▸ **EXERCISE DESCRIPTION**
Check each line of the listing below for the string "color", and give only how many lines hold it.

▸ **RECORD SET**
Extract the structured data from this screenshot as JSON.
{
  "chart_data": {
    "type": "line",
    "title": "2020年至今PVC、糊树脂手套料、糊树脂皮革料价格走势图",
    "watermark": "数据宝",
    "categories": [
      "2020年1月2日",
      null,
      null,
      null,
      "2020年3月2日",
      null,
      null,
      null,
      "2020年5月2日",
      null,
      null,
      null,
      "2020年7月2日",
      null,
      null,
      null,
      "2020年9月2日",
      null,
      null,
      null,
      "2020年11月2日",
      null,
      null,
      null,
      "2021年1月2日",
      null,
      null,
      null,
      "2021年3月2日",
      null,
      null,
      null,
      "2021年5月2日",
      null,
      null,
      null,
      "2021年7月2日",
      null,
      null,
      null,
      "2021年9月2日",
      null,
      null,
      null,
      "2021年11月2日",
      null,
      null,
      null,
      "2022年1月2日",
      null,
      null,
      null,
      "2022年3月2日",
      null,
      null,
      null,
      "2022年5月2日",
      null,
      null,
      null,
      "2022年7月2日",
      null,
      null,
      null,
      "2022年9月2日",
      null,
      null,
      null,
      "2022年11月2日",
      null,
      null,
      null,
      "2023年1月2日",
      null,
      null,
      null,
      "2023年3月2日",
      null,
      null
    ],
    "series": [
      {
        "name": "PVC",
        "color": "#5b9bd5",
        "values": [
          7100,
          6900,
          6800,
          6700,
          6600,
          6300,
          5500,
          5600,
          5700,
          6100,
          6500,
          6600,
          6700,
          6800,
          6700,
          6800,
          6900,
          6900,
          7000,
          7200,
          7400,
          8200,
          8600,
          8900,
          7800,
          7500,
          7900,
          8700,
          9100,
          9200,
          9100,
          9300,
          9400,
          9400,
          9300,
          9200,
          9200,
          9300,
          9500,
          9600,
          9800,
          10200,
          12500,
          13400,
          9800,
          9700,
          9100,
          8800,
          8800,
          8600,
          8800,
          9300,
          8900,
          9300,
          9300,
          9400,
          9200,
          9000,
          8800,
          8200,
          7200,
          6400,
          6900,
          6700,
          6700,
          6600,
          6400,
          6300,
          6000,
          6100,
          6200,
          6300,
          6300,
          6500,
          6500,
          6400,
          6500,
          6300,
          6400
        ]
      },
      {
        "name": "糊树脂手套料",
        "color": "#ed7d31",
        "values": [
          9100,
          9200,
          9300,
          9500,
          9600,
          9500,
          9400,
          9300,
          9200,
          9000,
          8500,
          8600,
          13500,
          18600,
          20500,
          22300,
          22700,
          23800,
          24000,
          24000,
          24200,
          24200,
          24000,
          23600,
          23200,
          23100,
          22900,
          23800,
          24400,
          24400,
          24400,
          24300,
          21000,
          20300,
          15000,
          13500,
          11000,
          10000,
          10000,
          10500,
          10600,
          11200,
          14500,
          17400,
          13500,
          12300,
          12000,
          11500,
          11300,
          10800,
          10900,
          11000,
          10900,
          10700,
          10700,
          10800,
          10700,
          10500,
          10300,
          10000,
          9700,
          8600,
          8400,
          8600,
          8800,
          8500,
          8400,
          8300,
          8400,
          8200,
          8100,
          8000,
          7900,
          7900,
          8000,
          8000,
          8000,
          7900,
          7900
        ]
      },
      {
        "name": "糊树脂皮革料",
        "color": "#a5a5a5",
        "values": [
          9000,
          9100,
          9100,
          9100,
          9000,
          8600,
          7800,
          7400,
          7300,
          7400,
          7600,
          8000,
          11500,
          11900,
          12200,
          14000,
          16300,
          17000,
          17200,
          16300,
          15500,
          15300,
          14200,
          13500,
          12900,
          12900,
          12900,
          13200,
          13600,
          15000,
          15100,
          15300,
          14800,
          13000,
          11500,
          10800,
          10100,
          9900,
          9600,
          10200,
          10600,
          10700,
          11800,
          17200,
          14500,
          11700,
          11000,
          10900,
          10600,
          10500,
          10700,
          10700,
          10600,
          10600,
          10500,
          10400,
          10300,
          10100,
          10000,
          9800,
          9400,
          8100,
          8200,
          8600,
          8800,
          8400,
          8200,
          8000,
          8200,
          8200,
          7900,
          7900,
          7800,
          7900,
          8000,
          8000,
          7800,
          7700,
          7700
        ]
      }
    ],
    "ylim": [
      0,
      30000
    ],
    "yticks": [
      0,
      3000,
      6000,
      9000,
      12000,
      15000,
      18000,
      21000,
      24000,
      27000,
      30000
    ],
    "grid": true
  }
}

▸ **COMPLETE RESPONSE**
3